What the task requires =
Copy each record exactly as it reads, leaving out any pictures it holds.

Entries =
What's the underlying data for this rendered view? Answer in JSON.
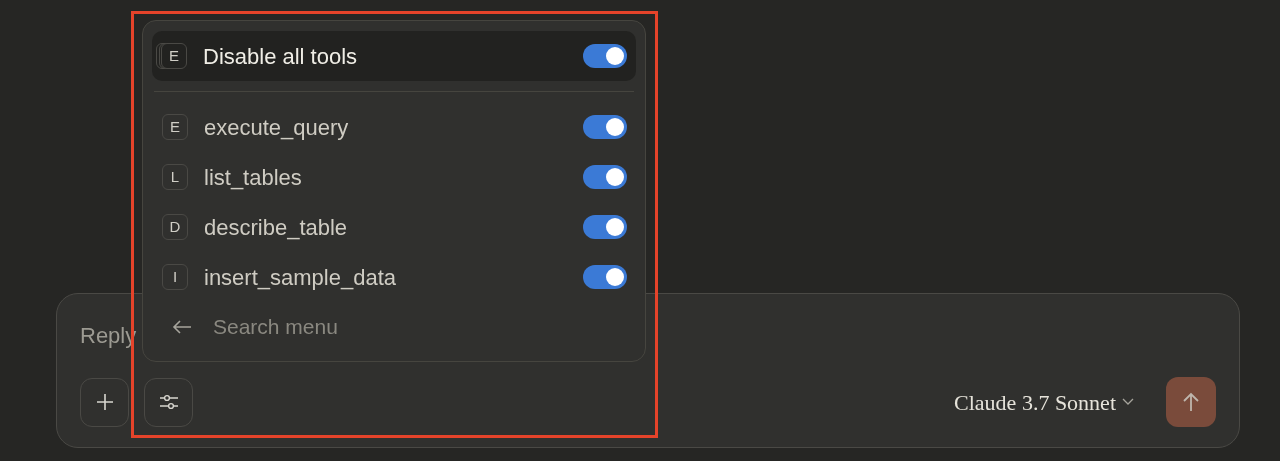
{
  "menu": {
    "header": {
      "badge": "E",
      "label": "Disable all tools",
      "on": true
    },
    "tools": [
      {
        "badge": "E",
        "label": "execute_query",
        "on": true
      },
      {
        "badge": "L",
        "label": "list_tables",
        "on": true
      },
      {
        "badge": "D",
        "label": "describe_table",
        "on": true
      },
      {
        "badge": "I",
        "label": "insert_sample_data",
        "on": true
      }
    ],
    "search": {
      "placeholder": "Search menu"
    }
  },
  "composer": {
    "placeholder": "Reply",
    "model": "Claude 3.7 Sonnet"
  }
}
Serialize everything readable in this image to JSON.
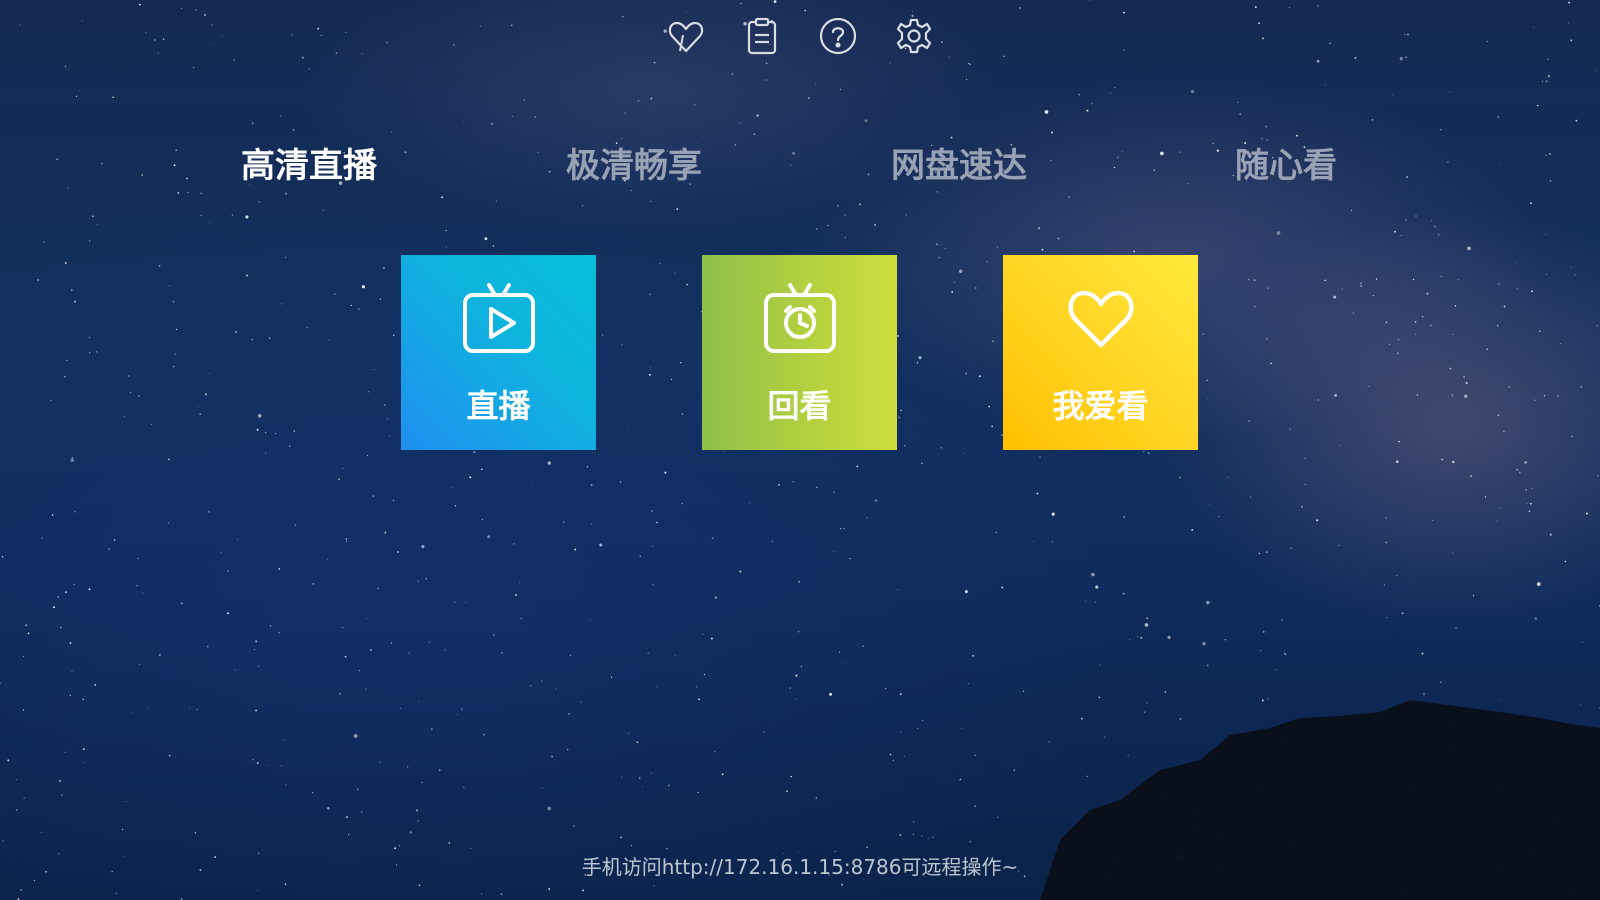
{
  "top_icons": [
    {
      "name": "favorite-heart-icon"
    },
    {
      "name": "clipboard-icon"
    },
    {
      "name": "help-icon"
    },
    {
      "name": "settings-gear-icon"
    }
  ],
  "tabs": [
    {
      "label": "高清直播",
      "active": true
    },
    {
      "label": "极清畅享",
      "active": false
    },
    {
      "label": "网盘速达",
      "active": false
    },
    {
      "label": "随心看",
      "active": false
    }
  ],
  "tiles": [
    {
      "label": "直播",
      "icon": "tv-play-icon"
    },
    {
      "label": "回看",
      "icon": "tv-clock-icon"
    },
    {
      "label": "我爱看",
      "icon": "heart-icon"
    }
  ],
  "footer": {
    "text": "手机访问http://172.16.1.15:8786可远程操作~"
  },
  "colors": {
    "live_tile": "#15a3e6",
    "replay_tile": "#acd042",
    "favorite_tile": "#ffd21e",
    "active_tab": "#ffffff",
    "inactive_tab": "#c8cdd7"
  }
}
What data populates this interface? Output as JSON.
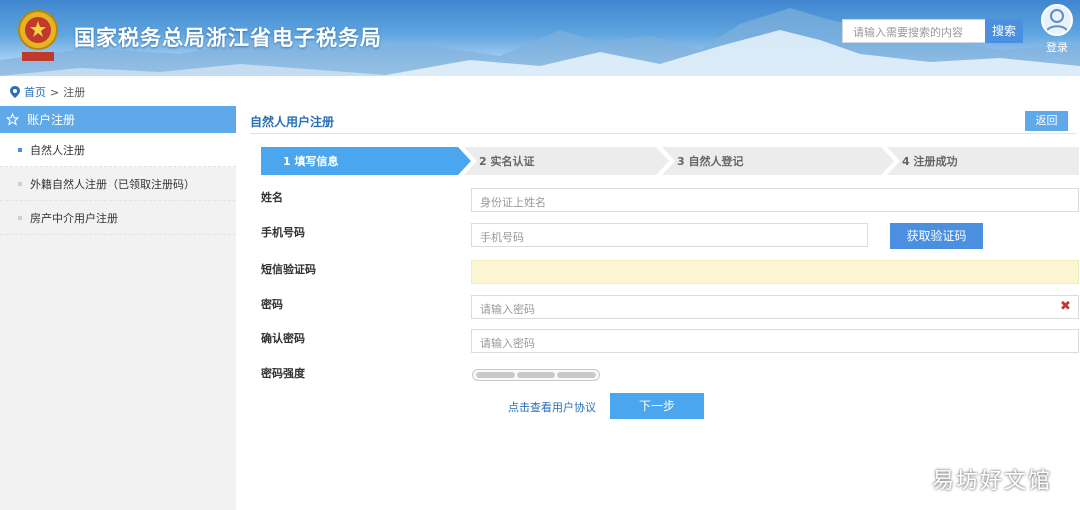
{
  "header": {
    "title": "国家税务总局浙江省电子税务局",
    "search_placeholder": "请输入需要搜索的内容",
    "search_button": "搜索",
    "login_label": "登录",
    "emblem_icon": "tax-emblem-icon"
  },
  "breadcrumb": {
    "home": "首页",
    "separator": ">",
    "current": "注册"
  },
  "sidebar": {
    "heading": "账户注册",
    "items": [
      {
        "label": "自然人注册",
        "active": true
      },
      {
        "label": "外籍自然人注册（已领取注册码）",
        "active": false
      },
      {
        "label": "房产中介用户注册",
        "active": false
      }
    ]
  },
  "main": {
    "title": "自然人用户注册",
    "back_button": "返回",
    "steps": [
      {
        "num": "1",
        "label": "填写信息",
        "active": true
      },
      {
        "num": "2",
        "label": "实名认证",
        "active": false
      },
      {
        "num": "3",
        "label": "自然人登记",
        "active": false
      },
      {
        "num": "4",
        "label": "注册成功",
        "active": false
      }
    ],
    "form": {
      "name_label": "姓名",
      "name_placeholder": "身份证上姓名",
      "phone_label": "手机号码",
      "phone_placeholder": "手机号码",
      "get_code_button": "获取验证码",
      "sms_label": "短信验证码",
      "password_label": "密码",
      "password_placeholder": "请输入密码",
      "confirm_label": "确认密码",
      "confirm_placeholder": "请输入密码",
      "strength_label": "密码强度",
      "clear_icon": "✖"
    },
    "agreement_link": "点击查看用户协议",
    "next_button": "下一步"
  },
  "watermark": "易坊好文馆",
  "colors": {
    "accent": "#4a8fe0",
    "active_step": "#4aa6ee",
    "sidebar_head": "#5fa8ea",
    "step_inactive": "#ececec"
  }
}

Completed task =
What's the underlying data for this rendered view? Answer in JSON.
{
  "menu": {
    "header": {
      "badge": "E",
      "label": "Disable all tools",
      "on": true
    },
    "tools": [
      {
        "badge": "E",
        "label": "execute_query",
        "on": true
      },
      {
        "badge": "L",
        "label": "list_tables",
        "on": true
      },
      {
        "badge": "D",
        "label": "describe_table",
        "on": true
      },
      {
        "badge": "I",
        "label": "insert_sample_data",
        "on": true
      }
    ],
    "search": {
      "placeholder": "Search menu"
    }
  },
  "composer": {
    "placeholder": "Reply",
    "model": "Claude 3.7 Sonnet"
  }
}
Serialize everything readable in this image to JSON.
{
  "top_icons": [
    {
      "name": "favorite-heart-icon"
    },
    {
      "name": "clipboard-icon"
    },
    {
      "name": "help-icon"
    },
    {
      "name": "settings-gear-icon"
    }
  ],
  "tabs": [
    {
      "label": "高清直播",
      "active": true
    },
    {
      "label": "极清畅享",
      "active": false
    },
    {
      "label": "网盘速达",
      "active": false
    },
    {
      "label": "随心看",
      "active": false
    }
  ],
  "tiles": [
    {
      "label": "直播",
      "icon": "tv-play-icon"
    },
    {
      "label": "回看",
      "icon": "tv-clock-icon"
    },
    {
      "label": "我爱看",
      "icon": "heart-icon"
    }
  ],
  "footer": {
    "text": "手机访问http://172.16.1.15:8786可远程操作~"
  },
  "colors": {
    "live_tile": "#15a3e6",
    "replay_tile": "#acd042",
    "favorite_tile": "#ffd21e",
    "active_tab": "#ffffff",
    "inactive_tab": "#c8cdd7"
  }
}
What data populates this interface? Output as JSON.
{
  "header": {
    "title": "国家税务总局浙江省电子税务局",
    "search_placeholder": "请输入需要搜索的内容",
    "search_button": "搜索",
    "login_label": "登录",
    "emblem_icon": "tax-emblem-icon"
  },
  "breadcrumb": {
    "home": "首页",
    "separator": ">",
    "current": "注册"
  },
  "sidebar": {
    "heading": "账户注册",
    "items": [
      {
        "label": "自然人注册",
        "active": true
      },
      {
        "label": "外籍自然人注册（已领取注册码）",
        "active": false
      },
      {
        "label": "房产中介用户注册",
        "active": false
      }
    ]
  },
  "main": {
    "title": "自然人用户注册",
    "back_button": "返回",
    "steps": [
      {
        "num": "1",
        "label": "填写信息",
        "active": true
      },
      {
        "num": "2",
        "label": "实名认证",
        "active": false
      },
      {
        "num": "3",
        "label": "自然人登记",
        "active": false
      },
      {
        "num": "4",
        "label": "注册成功",
        "active": false
      }
    ],
    "form": {
      "name_label": "姓名",
      "name_placeholder": "身份证上姓名",
      "phone_label": "手机号码",
      "phone_placeholder": "手机号码",
      "get_code_button": "获取验证码",
      "sms_label": "短信验证码",
      "password_label": "密码",
      "password_placeholder": "请输入密码",
      "confirm_label": "确认密码",
      "confirm_placeholder": "请输入密码",
      "strength_label": "密码强度",
      "clear_icon": "✖"
    },
    "agreement_link": "点击查看用户协议",
    "next_button": "下一步"
  },
  "watermark": "易坊好文馆",
  "colors": {
    "accent": "#4a8fe0",
    "active_step": "#4aa6ee",
    "sidebar_head": "#5fa8ea",
    "step_inactive": "#ececec"
  }
}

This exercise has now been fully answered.